* [WHAT THIS TASK INVOLVES]
Extract every line that contains the word "labels".

* [LISTED ENTRIES]

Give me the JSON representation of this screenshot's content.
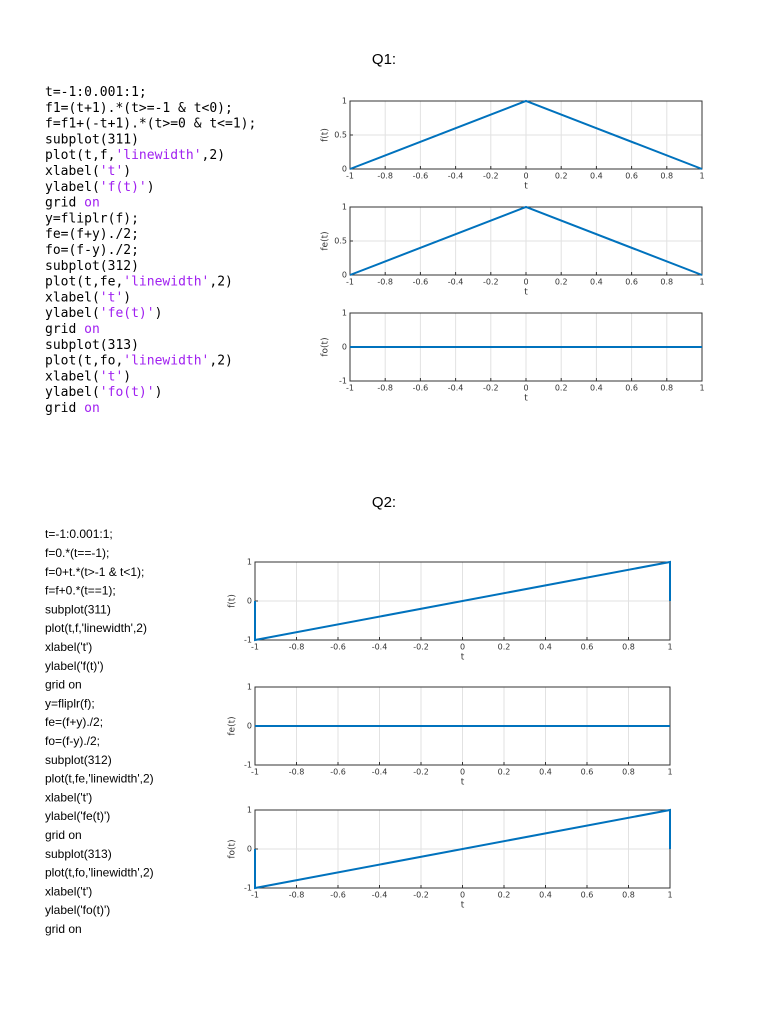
{
  "sections": [
    {
      "heading": "Q1:",
      "code_style": "mono",
      "string_color": "#a020f0",
      "code": [
        "t=-1:0.001:1;",
        "f1=(t+1).*(t>=-1 & t<0);",
        "f=f1+(-t+1).*(t>=0 & t<=1);",
        "subplot(311)",
        "plot(t,f,'linewidth',2)",
        "xlabel('t')",
        "ylabel('f(t)')",
        "grid on",
        "y=fliplr(f);",
        "fe=(f+y)./2;",
        "fo=(f-y)./2;",
        "subplot(312)",
        "plot(t,fe,'linewidth',2)",
        "xlabel('t')",
        "ylabel('fe(t)')",
        "grid on",
        "subplot(313)",
        "plot(t,fo,'linewidth',2)",
        "xlabel('t')",
        "ylabel('fo(t)')",
        "grid on"
      ],
      "plots": [
        {
          "type": "line",
          "xlabel": "t",
          "ylabel": "f(t)",
          "x": [
            -1,
            0,
            1
          ],
          "values": [
            0,
            1,
            0
          ],
          "color": "#0072bd",
          "grid": true,
          "xlim": [
            -1,
            1
          ],
          "ylim": [
            0,
            1
          ],
          "xticks": [
            -1,
            -0.8,
            -0.6,
            -0.4,
            -0.2,
            0,
            0.2,
            0.4,
            0.6,
            0.8,
            1
          ],
          "yticks": [
            0,
            0.5,
            1
          ]
        },
        {
          "type": "line",
          "xlabel": "t",
          "ylabel": "fe(t)",
          "x": [
            -1,
            0,
            1
          ],
          "values": [
            0,
            1,
            0
          ],
          "color": "#0072bd",
          "grid": true,
          "xlim": [
            -1,
            1
          ],
          "ylim": [
            0,
            1
          ],
          "xticks": [
            -1,
            -0.8,
            -0.6,
            -0.4,
            -0.2,
            0,
            0.2,
            0.4,
            0.6,
            0.8,
            1
          ],
          "yticks": [
            0,
            0.5,
            1
          ]
        },
        {
          "type": "line",
          "xlabel": "t",
          "ylabel": "fo(t)",
          "x": [
            -1,
            1
          ],
          "values": [
            0,
            0
          ],
          "color": "#0072bd",
          "grid": true,
          "xlim": [
            -1,
            1
          ],
          "ylim": [
            -1,
            1
          ],
          "xticks": [
            -1,
            -0.8,
            -0.6,
            -0.4,
            -0.2,
            0,
            0.2,
            0.4,
            0.6,
            0.8,
            1
          ],
          "yticks": [
            -1,
            0,
            1
          ]
        }
      ]
    },
    {
      "heading": "Q2:",
      "code_style": "sans",
      "code": [
        "t=-1:0.001:1;",
        "f=0.*(t==-1);",
        "f=0+t.*(t>-1 & t<1);",
        "f=f+0.*(t==1);",
        "subplot(311)",
        "plot(t,f,'linewidth',2)",
        "xlabel('t')",
        "ylabel('f(t)')",
        "grid on",
        "y=fliplr(f);",
        "fe=(f+y)./2;",
        "fo=(f-y)./2;",
        "subplot(312)",
        "plot(t,fe,'linewidth',2)",
        "xlabel('t')",
        "ylabel('fe(t)')",
        "grid on",
        "subplot(313)",
        "plot(t,fo,'linewidth',2)",
        "xlabel('t')",
        "ylabel('fo(t)')",
        "grid on"
      ],
      "plots": [
        {
          "type": "line",
          "xlabel": "t",
          "ylabel": "f(t)",
          "x": [
            -1,
            -1,
            1,
            1
          ],
          "values": [
            0,
            -1,
            1,
            0
          ],
          "color": "#0072bd",
          "grid": true,
          "xlim": [
            -1,
            1
          ],
          "ylim": [
            -1,
            1
          ],
          "xticks": [
            -1,
            -0.8,
            -0.6,
            -0.4,
            -0.2,
            0,
            0.2,
            0.4,
            0.6,
            0.8,
            1
          ],
          "yticks": [
            -1,
            0,
            1
          ]
        },
        {
          "type": "line",
          "xlabel": "t",
          "ylabel": "fe(t)",
          "x": [
            -1,
            1
          ],
          "values": [
            0,
            0
          ],
          "color": "#0072bd",
          "grid": true,
          "xlim": [
            -1,
            1
          ],
          "ylim": [
            -1,
            1
          ],
          "xticks": [
            -1,
            -0.8,
            -0.6,
            -0.4,
            -0.2,
            0,
            0.2,
            0.4,
            0.6,
            0.8,
            1
          ],
          "yticks": [
            -1,
            0,
            1
          ]
        },
        {
          "type": "line",
          "xlabel": "t",
          "ylabel": "fo(t)",
          "x": [
            -1,
            -1,
            1,
            1
          ],
          "values": [
            0,
            -1,
            1,
            0
          ],
          "color": "#0072bd",
          "grid": true,
          "xlim": [
            -1,
            1
          ],
          "ylim": [
            -1,
            1
          ],
          "xticks": [
            -1,
            -0.8,
            -0.6,
            -0.4,
            -0.2,
            0,
            0.2,
            0.4,
            0.6,
            0.8,
            1
          ],
          "yticks": [
            -1,
            0,
            1
          ]
        }
      ]
    }
  ]
}
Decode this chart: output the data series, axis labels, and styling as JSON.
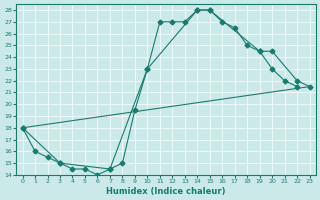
{
  "xlabel": "Humidex (Indice chaleur)",
  "xlim": [
    -0.5,
    23.5
  ],
  "ylim": [
    14,
    28.5
  ],
  "yticks": [
    14,
    15,
    16,
    17,
    18,
    19,
    20,
    21,
    22,
    23,
    24,
    25,
    26,
    27,
    28
  ],
  "xticks": [
    0,
    1,
    2,
    3,
    4,
    5,
    6,
    7,
    8,
    9,
    10,
    11,
    12,
    13,
    14,
    15,
    16,
    17,
    18,
    19,
    20,
    21,
    22,
    23
  ],
  "bg_color": "#cce9e9",
  "line_color": "#1a7a6e",
  "line1_x": [
    0,
    1,
    2,
    3,
    4,
    5,
    6,
    7,
    8,
    9,
    10,
    11,
    12,
    13,
    14,
    15,
    16,
    17,
    18,
    19,
    20,
    21,
    22
  ],
  "line1_y": [
    18,
    16,
    15.5,
    15,
    14.5,
    14.5,
    14,
    14.5,
    15,
    19.5,
    23,
    27,
    27,
    27,
    28,
    28,
    27,
    26.5,
    25,
    24.5,
    23,
    22,
    21.5
  ],
  "line2_x": [
    0,
    3,
    7,
    10,
    14,
    15,
    19,
    20,
    22,
    23
  ],
  "line2_y": [
    18,
    15,
    14.5,
    23,
    28,
    28,
    24.5,
    24.5,
    22,
    21.5
  ],
  "line3_x": [
    0,
    23
  ],
  "line3_y": [
    18,
    21.5
  ],
  "marker": "D",
  "markersize": 2.5
}
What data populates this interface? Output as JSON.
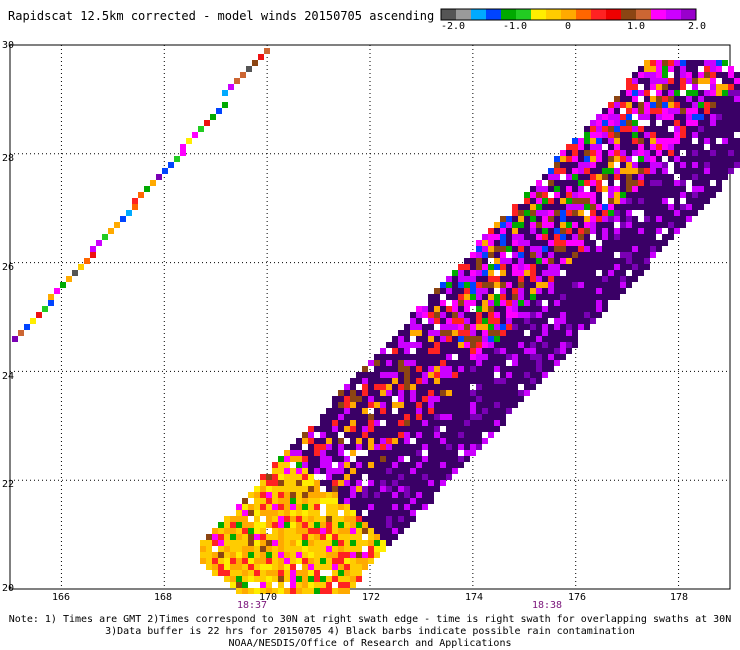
{
  "title": "Rapidscat 12.5km corrected - model winds 20150705 ascending",
  "colorbar": {
    "colors": [
      "#555555",
      "#9a9a9a",
      "#00aaff",
      "#0044ff",
      "#00aa00",
      "#22cc22",
      "#ffee00",
      "#ffcc00",
      "#ffaa00",
      "#ff6600",
      "#ff2222",
      "#ee0000",
      "#8b4513",
      "#cc6633",
      "#ff00ff",
      "#cc00ff",
      "#9900cc"
    ],
    "labels": [
      "-2.0",
      "-1.0",
      "0",
      "1.0",
      "2.0"
    ]
  },
  "axes": {
    "x_ticks": [
      "166",
      "168",
      "170",
      "172",
      "174",
      "176",
      "178"
    ],
    "y_ticks": [
      "30",
      "28",
      "26",
      "24",
      "22",
      "20"
    ]
  },
  "times": [
    "18:37",
    "18:38"
  ],
  "notes": [
    "Note: 1) Times are GMT 2)Times correspond to 30N at right swath edge - time is right swath for overlapping swaths at 30N",
    "3)Data buffer is 22 hrs for 20150705 4) Black barbs indicate possible rain contamination",
    "NOAA/NESDIS/Office of Research and Applications"
  ],
  "map_data": {
    "lon_range": [
      165.0,
      179.0
    ],
    "lat_range": [
      20.0,
      30.0
    ],
    "palette": [
      "#3a0066",
      "#7a00b5",
      "#cc00ff",
      "#ff00ff",
      "#ff2222",
      "#ee1111",
      "#ff6600",
      "#ffaa00",
      "#ffcc00",
      "#ffee00",
      "#8b4513",
      "#cc6633",
      "#00aa00",
      "#22cc22",
      "#0044ff",
      "#00aaff",
      "#555555"
    ]
  }
}
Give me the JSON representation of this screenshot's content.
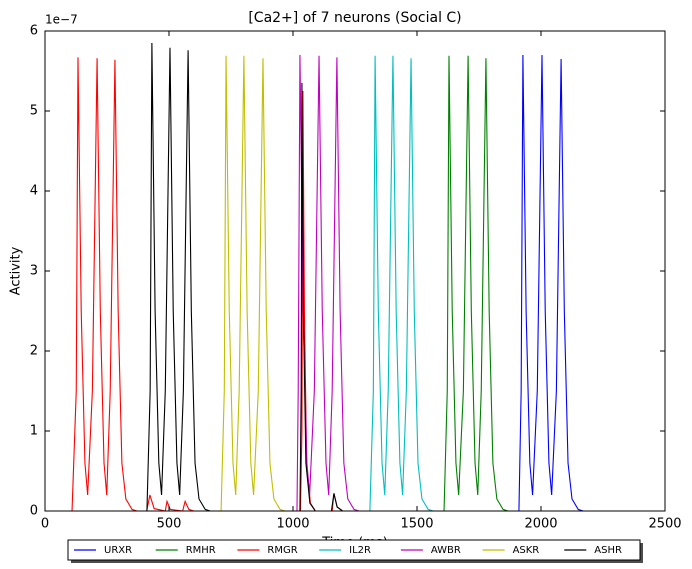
{
  "chart_data": {
    "type": "line",
    "title": "[Ca2+] of 7 neurons (Social C)",
    "xlabel": "Time (ms)",
    "ylabel": "Activity",
    "y_offset_label": "1e−7",
    "xlim": [
      0,
      2500
    ],
    "xticks": [
      0,
      500,
      1000,
      1500,
      2000,
      2500
    ],
    "ylim": [
      0,
      6
    ],
    "yticks": [
      0,
      1,
      2,
      3,
      4,
      5,
      6
    ],
    "grid": false,
    "legend": "below",
    "series": [
      {
        "name": "URXR",
        "color": "#0000ff",
        "x": [
          0,
          1911,
          1920,
          1927,
          1940,
          1955,
          1966,
          1985,
          2004,
          2017,
          2032,
          2043,
          2062,
          2081,
          2094,
          2109,
          2125,
          2150,
          2170,
          2500
        ],
        "values": [
          0,
          0,
          1.5,
          5.7,
          2.5,
          0.6,
          0.2,
          1.5,
          5.7,
          2.5,
          0.6,
          0.2,
          1.5,
          5.65,
          2.5,
          0.6,
          0.15,
          0.02,
          0,
          0
        ]
      },
      {
        "name": "RMHR",
        "color": "#008000",
        "x": [
          0,
          1609,
          1622,
          1629,
          1642,
          1657,
          1668,
          1687,
          1706,
          1719,
          1734,
          1745,
          1759,
          1778,
          1791,
          1806,
          1822,
          1847,
          1867,
          2500
        ],
        "values": [
          0,
          0,
          1.5,
          5.69,
          2.5,
          0.6,
          0.2,
          1.5,
          5.69,
          2.5,
          0.6,
          0.2,
          1.5,
          5.66,
          2.5,
          0.6,
          0.15,
          0.02,
          0,
          0
        ]
      },
      {
        "name": "RMGR",
        "color": "#ff0000",
        "x": [
          0,
          109,
          126,
          133,
          146,
          161,
          172,
          191,
          210,
          223,
          238,
          249,
          263,
          282,
          295,
          310,
          326,
          351,
          371,
          410,
          423,
          440,
          485,
          492,
          505,
          555,
          565,
          580,
          600,
          1030,
          1036,
          1040,
          1046,
          1055,
          1070,
          1090,
          1158,
          1165,
          1178,
          1200,
          2500
        ],
        "values": [
          0,
          0,
          1.5,
          5.67,
          2.5,
          0.6,
          0.2,
          1.5,
          5.66,
          2.5,
          0.6,
          0.2,
          1.5,
          5.64,
          2.5,
          0.6,
          0.15,
          0.02,
          0,
          0,
          0.2,
          0.03,
          0,
          0.12,
          0.02,
          0,
          0.12,
          0.02,
          0,
          0,
          1.0,
          5.25,
          2.5,
          0.6,
          0.1,
          0,
          0,
          0.22,
          0.05,
          0,
          0
        ]
      },
      {
        "name": "IL2R",
        "color": "#00bfbf",
        "x": [
          0,
          1310,
          1324,
          1331,
          1344,
          1359,
          1370,
          1384,
          1403,
          1416,
          1431,
          1442,
          1457,
          1476,
          1489,
          1504,
          1520,
          1545,
          1565,
          2500
        ],
        "values": [
          0,
          0,
          1.5,
          5.69,
          2.5,
          0.6,
          0.2,
          1.5,
          5.69,
          2.5,
          0.6,
          0.2,
          1.5,
          5.66,
          2.5,
          0.6,
          0.15,
          0.02,
          0,
          0
        ]
      },
      {
        "name": "AWBR",
        "color": "#bf00bf",
        "x": [
          0,
          1016,
          1021,
          1028,
          1041,
          1056,
          1067,
          1086,
          1105,
          1118,
          1133,
          1144,
          1158,
          1177,
          1190,
          1205,
          1221,
          1246,
          1266,
          2500
        ],
        "values": [
          0,
          0,
          1.5,
          5.7,
          2.5,
          0.6,
          0.2,
          1.5,
          5.69,
          2.5,
          0.6,
          0.2,
          1.5,
          5.67,
          2.5,
          0.6,
          0.15,
          0.02,
          0,
          0
        ]
      },
      {
        "name": "ASKR",
        "color": "#bfbf00",
        "x": [
          0,
          710,
          723,
          730,
          743,
          758,
          769,
          783,
          802,
          815,
          830,
          841,
          860,
          879,
          892,
          907,
          923,
          948,
          968,
          2500
        ],
        "values": [
          0,
          0,
          1.5,
          5.69,
          2.5,
          0.6,
          0.2,
          1.5,
          5.69,
          2.5,
          0.6,
          0.2,
          1.5,
          5.66,
          2.5,
          0.6,
          0.15,
          0.02,
          0,
          0
        ]
      },
      {
        "name": "ASHR",
        "color": "#000000",
        "x": [
          0,
          411,
          424,
          431,
          444,
          459,
          470,
          485,
          504,
          517,
          532,
          543,
          558,
          577,
          590,
          605,
          621,
          646,
          666,
          1028,
          1033,
          1036,
          1042,
          1052,
          1068,
          1090,
          1155,
          1165,
          1178,
          1200,
          2500
        ],
        "values": [
          0,
          0,
          1.5,
          5.85,
          2.5,
          0.6,
          0.2,
          1.5,
          5.79,
          2.5,
          0.6,
          0.2,
          1.5,
          5.76,
          2.5,
          0.6,
          0.15,
          0.02,
          0,
          0,
          1.5,
          5.35,
          2.5,
          0.6,
          0.1,
          0,
          0,
          0.22,
          0.05,
          0,
          0
        ]
      }
    ]
  }
}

* [SOLUTION]
Decode this chart: output the data series, axis labels, and styling as JSON.
    "labels": [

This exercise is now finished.